[Records about charts and figures]
<<<<
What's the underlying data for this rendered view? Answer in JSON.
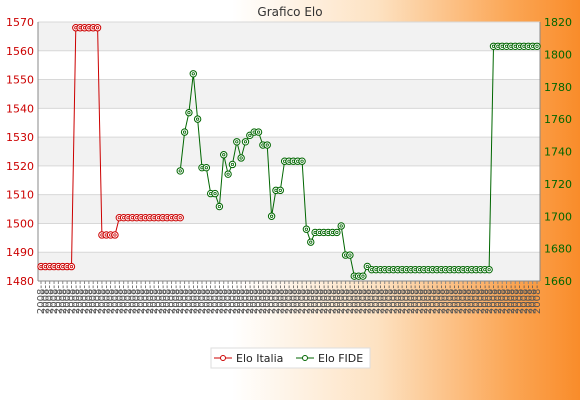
{
  "chart_data": {
    "type": "line",
    "title": "Grafico Elo",
    "left_axis": {
      "ylim": [
        1480,
        1570
      ],
      "ticks": [
        1480,
        1490,
        1500,
        1510,
        1520,
        1530,
        1540,
        1550,
        1560,
        1570
      ],
      "color": "#cc0000"
    },
    "right_axis": {
      "ylim": [
        1660,
        1820
      ],
      "ticks": [
        1660,
        1680,
        1700,
        1720,
        1740,
        1760,
        1780,
        1800,
        1820
      ],
      "color": "#006600"
    },
    "x_count": 115,
    "x_label_text": "2008-",
    "grid": true,
    "banded_background": true,
    "legend_position": "bottom",
    "series": [
      {
        "name": "Elo Italia",
        "axis": "left",
        "color": "#cc0000",
        "points": [
          [
            0,
            1485
          ],
          [
            1,
            1485
          ],
          [
            2,
            1485
          ],
          [
            3,
            1485
          ],
          [
            4,
            1485
          ],
          [
            5,
            1485
          ],
          [
            6,
            1485
          ],
          [
            7,
            1485
          ],
          [
            8,
            1568
          ],
          [
            9,
            1568
          ],
          [
            10,
            1568
          ],
          [
            11,
            1568
          ],
          [
            12,
            1568
          ],
          [
            13,
            1568
          ],
          [
            14,
            1496
          ],
          [
            15,
            1496
          ],
          [
            16,
            1496
          ],
          [
            17,
            1496
          ],
          [
            18,
            1502
          ],
          [
            19,
            1502
          ],
          [
            20,
            1502
          ],
          [
            21,
            1502
          ],
          [
            22,
            1502
          ],
          [
            23,
            1502
          ],
          [
            24,
            1502
          ],
          [
            25,
            1502
          ],
          [
            26,
            1502
          ],
          [
            27,
            1502
          ],
          [
            28,
            1502
          ],
          [
            29,
            1502
          ],
          [
            30,
            1502
          ],
          [
            31,
            1502
          ],
          [
            32,
            1502
          ]
        ]
      },
      {
        "name": "Elo FIDE",
        "axis": "right",
        "color": "#006600",
        "points": [
          [
            32,
            1728
          ],
          [
            33,
            1752
          ],
          [
            34,
            1764
          ],
          [
            35,
            1788
          ],
          [
            36,
            1760
          ],
          [
            37,
            1730
          ],
          [
            38,
            1730
          ],
          [
            39,
            1714
          ],
          [
            40,
            1714
          ],
          [
            41,
            1706
          ],
          [
            42,
            1738
          ],
          [
            43,
            1726
          ],
          [
            44,
            1732
          ],
          [
            45,
            1746
          ],
          [
            46,
            1736
          ],
          [
            47,
            1746
          ],
          [
            48,
            1750
          ],
          [
            49,
            1752
          ],
          [
            50,
            1752
          ],
          [
            51,
            1744
          ],
          [
            52,
            1744
          ],
          [
            53,
            1700
          ],
          [
            54,
            1716
          ],
          [
            55,
            1716
          ],
          [
            56,
            1734
          ],
          [
            57,
            1734
          ],
          [
            58,
            1734
          ],
          [
            59,
            1734
          ],
          [
            60,
            1734
          ],
          [
            61,
            1692
          ],
          [
            62,
            1684
          ],
          [
            63,
            1690
          ],
          [
            64,
            1690
          ],
          [
            65,
            1690
          ],
          [
            66,
            1690
          ],
          [
            67,
            1690
          ],
          [
            68,
            1690
          ],
          [
            69,
            1694
          ],
          [
            70,
            1676
          ],
          [
            71,
            1676
          ],
          [
            72,
            1663
          ],
          [
            73,
            1663
          ],
          [
            74,
            1663
          ],
          [
            75,
            1669
          ],
          [
            76,
            1667
          ],
          [
            77,
            1667
          ],
          [
            78,
            1667
          ],
          [
            79,
            1667
          ],
          [
            80,
            1667
          ],
          [
            81,
            1667
          ],
          [
            82,
            1667
          ],
          [
            83,
            1667
          ],
          [
            84,
            1667
          ],
          [
            85,
            1667
          ],
          [
            86,
            1667
          ],
          [
            87,
            1667
          ],
          [
            88,
            1667
          ],
          [
            89,
            1667
          ],
          [
            90,
            1667
          ],
          [
            91,
            1667
          ],
          [
            92,
            1667
          ],
          [
            93,
            1667
          ],
          [
            94,
            1667
          ],
          [
            95,
            1667
          ],
          [
            96,
            1667
          ],
          [
            97,
            1667
          ],
          [
            98,
            1667
          ],
          [
            99,
            1667
          ],
          [
            100,
            1667
          ],
          [
            101,
            1667
          ],
          [
            102,
            1667
          ],
          [
            103,
            1667
          ],
          [
            104,
            1805
          ],
          [
            105,
            1805
          ],
          [
            106,
            1805
          ],
          [
            107,
            1805
          ],
          [
            108,
            1805
          ],
          [
            109,
            1805
          ],
          [
            110,
            1805
          ],
          [
            111,
            1805
          ],
          [
            112,
            1805
          ],
          [
            113,
            1805
          ],
          [
            114,
            1805
          ]
        ]
      }
    ]
  }
}
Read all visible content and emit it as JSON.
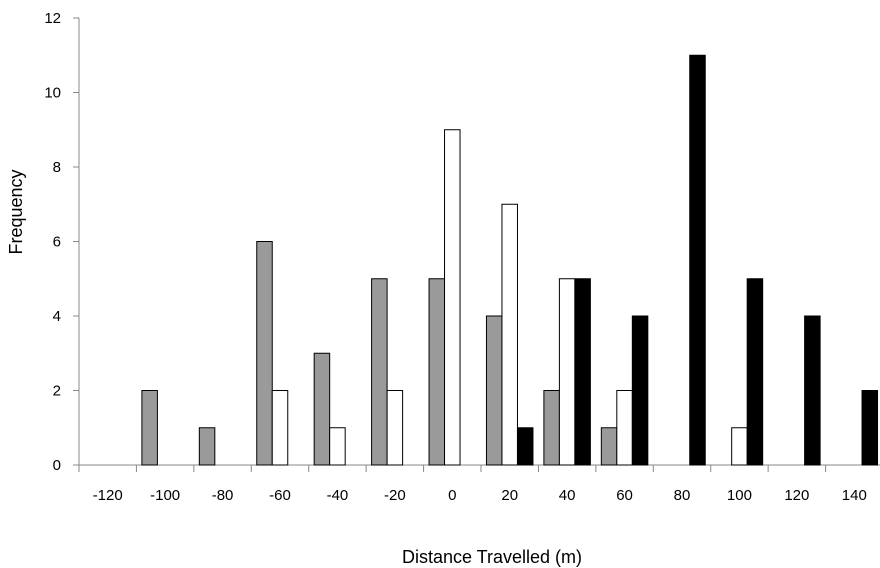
{
  "chart_data": {
    "type": "bar",
    "xlabel": "Distance Travelled (m)",
    "ylabel": "Frequency",
    "ylim": [
      0,
      12
    ],
    "yticks": [
      0,
      2,
      4,
      6,
      8,
      10,
      12
    ],
    "grid": false,
    "legend": "none",
    "categories": [
      "-120",
      "-100",
      "-80",
      "-60",
      "-40",
      "-20",
      "0",
      "20",
      "40",
      "60",
      "80",
      "100",
      "120",
      "140"
    ],
    "series": [
      {
        "color": "#9a9a9a",
        "values": [
          0,
          2,
          1,
          6,
          3,
          5,
          5,
          4,
          2,
          1,
          0,
          0,
          0,
          0
        ]
      },
      {
        "color": "#ffffff",
        "values": [
          0,
          0,
          0,
          2,
          1,
          2,
          9,
          7,
          5,
          2,
          0,
          1,
          0,
          0
        ]
      },
      {
        "color": "#000000",
        "values": [
          0,
          0,
          0,
          0,
          0,
          0,
          0,
          1,
          5,
          4,
          11,
          5,
          4,
          2
        ]
      }
    ]
  }
}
>>>>
● Task brief: Without the pictures, restate all of the entries above verbatim.

● Answer for the task:
What's the underlying data for this rendered view? Answer in JSON.
{
  "chart_data": {
    "type": "line",
    "title": "Grafico Elo",
    "left_axis": {
      "ylim": [
        1480,
        1570
      ],
      "ticks": [
        1480,
        1490,
        1500,
        1510,
        1520,
        1530,
        1540,
        1550,
        1560,
        1570
      ],
      "color": "#cc0000"
    },
    "right_axis": {
      "ylim": [
        1660,
        1820
      ],
      "ticks": [
        1660,
        1680,
        1700,
        1720,
        1740,
        1760,
        1780,
        1800,
        1820
      ],
      "color": "#006600"
    },
    "x_count": 115,
    "x_label_text": "2008-",
    "grid": true,
    "banded_background": true,
    "legend_position": "bottom",
    "series": [
      {
        "name": "Elo Italia",
        "axis": "left",
        "color": "#cc0000",
        "points": [
          [
            0,
            1485
          ],
          [
            1,
            1485
          ],
          [
            2,
            1485
          ],
          [
            3,
            1485
          ],
          [
            4,
            1485
          ],
          [
            5,
            1485
          ],
          [
            6,
            1485
          ],
          [
            7,
            1485
          ],
          [
            8,
            1568
          ],
          [
            9,
            1568
          ],
          [
            10,
            1568
          ],
          [
            11,
            1568
          ],
          [
            12,
            1568
          ],
          [
            13,
            1568
          ],
          [
            14,
            1496
          ],
          [
            15,
            1496
          ],
          [
            16,
            1496
          ],
          [
            17,
            1496
          ],
          [
            18,
            1502
          ],
          [
            19,
            1502
          ],
          [
            20,
            1502
          ],
          [
            21,
            1502
          ],
          [
            22,
            1502
          ],
          [
            23,
            1502
          ],
          [
            24,
            1502
          ],
          [
            25,
            1502
          ],
          [
            26,
            1502
          ],
          [
            27,
            1502
          ],
          [
            28,
            1502
          ],
          [
            29,
            1502
          ],
          [
            30,
            1502
          ],
          [
            31,
            1502
          ],
          [
            32,
            1502
          ]
        ]
      },
      {
        "name": "Elo FIDE",
        "axis": "right",
        "color": "#006600",
        "points": [
          [
            32,
            1728
          ],
          [
            33,
            1752
          ],
          [
            34,
            1764
          ],
          [
            35,
            1788
          ],
          [
            36,
            1760
          ],
          [
            37,
            1730
          ],
          [
            38,
            1730
          ],
          [
            39,
            1714
          ],
          [
            40,
            1714
          ],
          [
            41,
            1706
          ],
          [
            42,
            1738
          ],
          [
            43,
            1726
          ],
          [
            44,
            1732
          ],
          [
            45,
            1746
          ],
          [
            46,
            1736
          ],
          [
            47,
            1746
          ],
          [
            48,
            1750
          ],
          [
            49,
            1752
          ],
          [
            50,
            1752
          ],
          [
            51,
            1744
          ],
          [
            52,
            1744
          ],
          [
            53,
            1700
          ],
          [
            54,
            1716
          ],
          [
            55,
            1716
          ],
          [
            56,
            1734
          ],
          [
            57,
            1734
          ],
          [
            58,
            1734
          ],
          [
            59,
            1734
          ],
          [
            60,
            1734
          ],
          [
            61,
            1692
          ],
          [
            62,
            1684
          ],
          [
            63,
            1690
          ],
          [
            64,
            1690
          ],
          [
            65,
            1690
          ],
          [
            66,
            1690
          ],
          [
            67,
            1690
          ],
          [
            68,
            1690
          ],
          [
            69,
            1694
          ],
          [
            70,
            1676
          ],
          [
            71,
            1676
          ],
          [
            72,
            1663
          ],
          [
            73,
            1663
          ],
          [
            74,
            1663
          ],
          [
            75,
            1669
          ],
          [
            76,
            1667
          ],
          [
            77,
            1667
          ],
          [
            78,
            1667
          ],
          [
            79,
            1667
          ],
          [
            80,
            1667
          ],
          [
            81,
            1667
          ],
          [
            82,
            1667
          ],
          [
            83,
            1667
          ],
          [
            84,
            1667
          ],
          [
            85,
            1667
          ],
          [
            86,
            1667
          ],
          [
            87,
            1667
          ],
          [
            88,
            1667
          ],
          [
            89,
            1667
          ],
          [
            90,
            1667
          ],
          [
            91,
            1667
          ],
          [
            92,
            1667
          ],
          [
            93,
            1667
          ],
          [
            94,
            1667
          ],
          [
            95,
            1667
          ],
          [
            96,
            1667
          ],
          [
            97,
            1667
          ],
          [
            98,
            1667
          ],
          [
            99,
            1667
          ],
          [
            100,
            1667
          ],
          [
            101,
            1667
          ],
          [
            102,
            1667
          ],
          [
            103,
            1667
          ],
          [
            104,
            1805
          ],
          [
            105,
            1805
          ],
          [
            106,
            1805
          ],
          [
            107,
            1805
          ],
          [
            108,
            1805
          ],
          [
            109,
            1805
          ],
          [
            110,
            1805
          ],
          [
            111,
            1805
          ],
          [
            112,
            1805
          ],
          [
            113,
            1805
          ],
          [
            114,
            1805
          ]
        ]
      }
    ]
  }
}
Read all visible content and emit it as JSON.
{
  "chart_data": {
    "type": "bar",
    "xlabel": "Distance Travelled (m)",
    "ylabel": "Frequency",
    "ylim": [
      0,
      12
    ],
    "yticks": [
      0,
      2,
      4,
      6,
      8,
      10,
      12
    ],
    "grid": false,
    "legend": "none",
    "categories": [
      "-120",
      "-100",
      "-80",
      "-60",
      "-40",
      "-20",
      "0",
      "20",
      "40",
      "60",
      "80",
      "100",
      "120",
      "140"
    ],
    "series": [
      {
        "color": "#9a9a9a",
        "values": [
          0,
          2,
          1,
          6,
          3,
          5,
          5,
          4,
          2,
          1,
          0,
          0,
          0,
          0
        ]
      },
      {
        "color": "#ffffff",
        "values": [
          0,
          0,
          0,
          2,
          1,
          2,
          9,
          7,
          5,
          2,
          0,
          1,
          0,
          0
        ]
      },
      {
        "color": "#000000",
        "values": [
          0,
          0,
          0,
          0,
          0,
          0,
          0,
          1,
          5,
          4,
          11,
          5,
          4,
          2
        ]
      }
    ]
  }
}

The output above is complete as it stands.